WHAT THE TASK ASKS: Type out all the records word for word. Any pictures are to be left out.

DATA TO USE:
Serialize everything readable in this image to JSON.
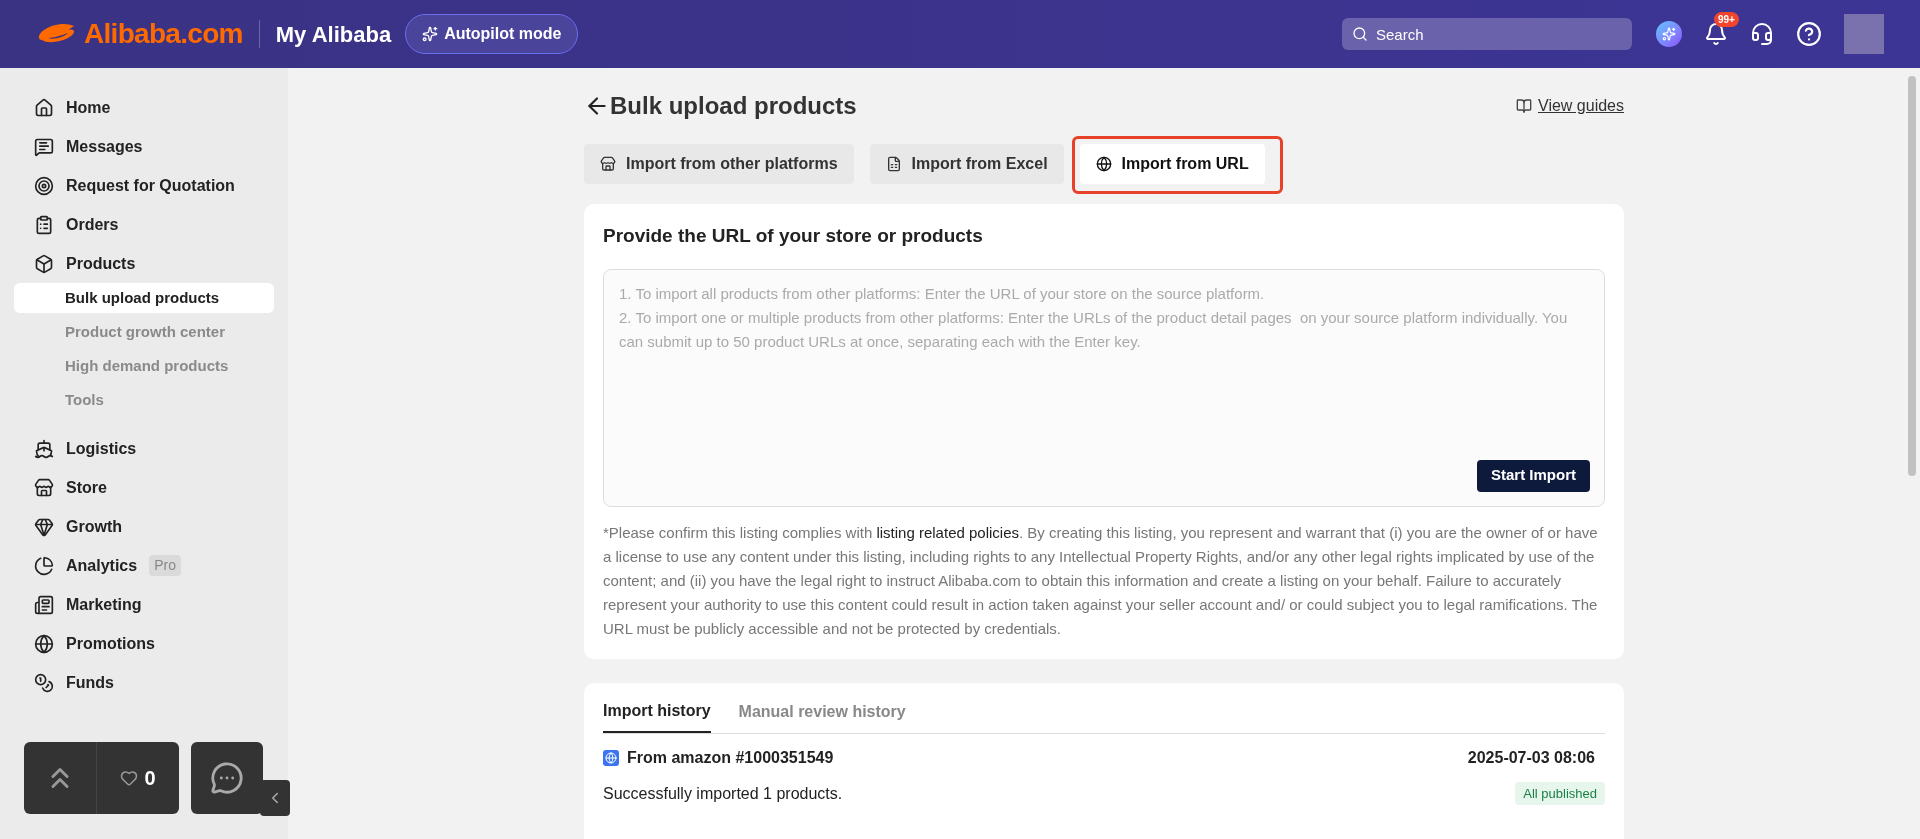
{
  "header": {
    "logo": "Alibaba.com",
    "title": "My Alibaba",
    "autopilot": "Autopilot mode",
    "search": {
      "placeholder": "Search"
    },
    "notification_badge": "99+"
  },
  "sidebar": {
    "items": [
      {
        "label": "Home",
        "selected": false
      },
      {
        "label": "Messages",
        "selected": false
      },
      {
        "label": "Request for Quotation",
        "selected": false
      },
      {
        "label": "Orders",
        "selected": false
      },
      {
        "label": "Products",
        "selected": false,
        "expanded": true,
        "children": [
          {
            "label": "Bulk upload products",
            "selected": true
          },
          {
            "label": "Product growth center",
            "selected": false
          },
          {
            "label": "High demand products",
            "selected": false
          },
          {
            "label": "Tools",
            "selected": false
          }
        ]
      },
      {
        "label": "Logistics",
        "selected": false
      },
      {
        "label": "Store",
        "selected": false
      },
      {
        "label": "Growth",
        "selected": false
      },
      {
        "label": "Analytics",
        "selected": false,
        "badge": "Pro"
      },
      {
        "label": "Marketing",
        "selected": false
      },
      {
        "label": "Promotions",
        "selected": false
      },
      {
        "label": "Funds",
        "selected": false
      }
    ]
  },
  "floating": {
    "favorites_count": "0"
  },
  "page": {
    "title": "Bulk upload products",
    "guides_link": "View guides",
    "tabs": [
      {
        "label": "Import from other platforms",
        "selected": false,
        "highlighted": false
      },
      {
        "label": "Import from Excel",
        "selected": false,
        "highlighted": false
      },
      {
        "label": "Import from URL",
        "selected": true,
        "highlighted": true
      }
    ],
    "url_card": {
      "heading": "Provide the URL of your store or products",
      "placeholder": "1. To import all products from other platforms: Enter the URL of your store on the source platform.\n2. To import one or multiple products from other platforms: Enter the URLs of the product detail pages  on your source platform individually. You can submit up to 50 product URLs at once, separating each with the Enter key.",
      "button": "Start Import",
      "disclaimer_before": "*Please confirm this listing complies with ",
      "disclaimer_link": "listing related policies",
      "disclaimer_after": ". By creating this listing, you represent and warrant that (i) you are the owner of or have a license to use any content under this listing, including rights to any Intellectual Property Rights, and/or any other legal rights implicated by use of the content; and (ii) you have the legal right to instruct Alibaba.com to obtain this information and create a listing on your behalf. Failure to accurately represent your authority to use this content could result in action taken against your seller account and/ or could subject you to legal ramifications. The URL must be publicly accessible and not be protected by credentials."
    },
    "history": {
      "tabs": [
        {
          "label": "Import history",
          "selected": true
        },
        {
          "label": "Manual review history",
          "selected": false
        }
      ],
      "records": [
        {
          "source": "From amazon #1000351549",
          "time": "2025-07-03 08:06",
          "message": "Successfully imported 1 products.",
          "status": "All published"
        }
      ]
    }
  }
}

RESPONSE:
Serialize everything readable in this image to JSON.
{
  "header": {
    "logo": "Alibaba.com",
    "title": "My Alibaba",
    "autopilot": "Autopilot mode",
    "search": {
      "placeholder": "Search"
    },
    "notification_badge": "99+"
  },
  "sidebar": {
    "items": [
      {
        "label": "Home",
        "selected": false
      },
      {
        "label": "Messages",
        "selected": false
      },
      {
        "label": "Request for Quotation",
        "selected": false
      },
      {
        "label": "Orders",
        "selected": false
      },
      {
        "label": "Products",
        "selected": false,
        "expanded": true,
        "children": [
          {
            "label": "Bulk upload products",
            "selected": true
          },
          {
            "label": "Product growth center",
            "selected": false
          },
          {
            "label": "High demand products",
            "selected": false
          },
          {
            "label": "Tools",
            "selected": false
          }
        ]
      },
      {
        "label": "Logistics",
        "selected": false
      },
      {
        "label": "Store",
        "selected": false
      },
      {
        "label": "Growth",
        "selected": false
      },
      {
        "label": "Analytics",
        "selected": false,
        "badge": "Pro"
      },
      {
        "label": "Marketing",
        "selected": false
      },
      {
        "label": "Promotions",
        "selected": false
      },
      {
        "label": "Funds",
        "selected": false
      }
    ]
  },
  "floating": {
    "favorites_count": "0"
  },
  "page": {
    "title": "Bulk upload products",
    "guides_link": "View guides",
    "tabs": [
      {
        "label": "Import from other platforms",
        "selected": false,
        "highlighted": false
      },
      {
        "label": "Import from Excel",
        "selected": false,
        "highlighted": false
      },
      {
        "label": "Import from URL",
        "selected": true,
        "highlighted": true
      }
    ],
    "url_card": {
      "heading": "Provide the URL of your store or products",
      "placeholder": "1. To import all products from other platforms: Enter the URL of your store on the source platform.\n2. To import one or multiple products from other platforms: Enter the URLs of the product detail pages  on your source platform individually. You can submit up to 50 product URLs at once, separating each with the Enter key.",
      "button": "Start Import",
      "disclaimer_before": "*Please confirm this listing complies with ",
      "disclaimer_link": "listing related policies",
      "disclaimer_after": ". By creating this listing, you represent and warrant that (i) you are the owner of or have a license to use any content under this listing, including rights to any Intellectual Property Rights, and/or any other legal rights implicated by use of the content; and (ii) you have the legal right to instruct Alibaba.com to obtain this information and create a listing on your behalf. Failure to accurately represent your authority to use this content could result in action taken against your seller account and/ or could subject you to legal ramifications. The URL must be publicly accessible and not be protected by credentials."
    },
    "history": {
      "tabs": [
        {
          "label": "Import history",
          "selected": true
        },
        {
          "label": "Manual review history",
          "selected": false
        }
      ],
      "records": [
        {
          "source": "From amazon #1000351549",
          "time": "2025-07-03 08:06",
          "message": "Successfully imported 1 products.",
          "status": "All published"
        }
      ]
    }
  }
}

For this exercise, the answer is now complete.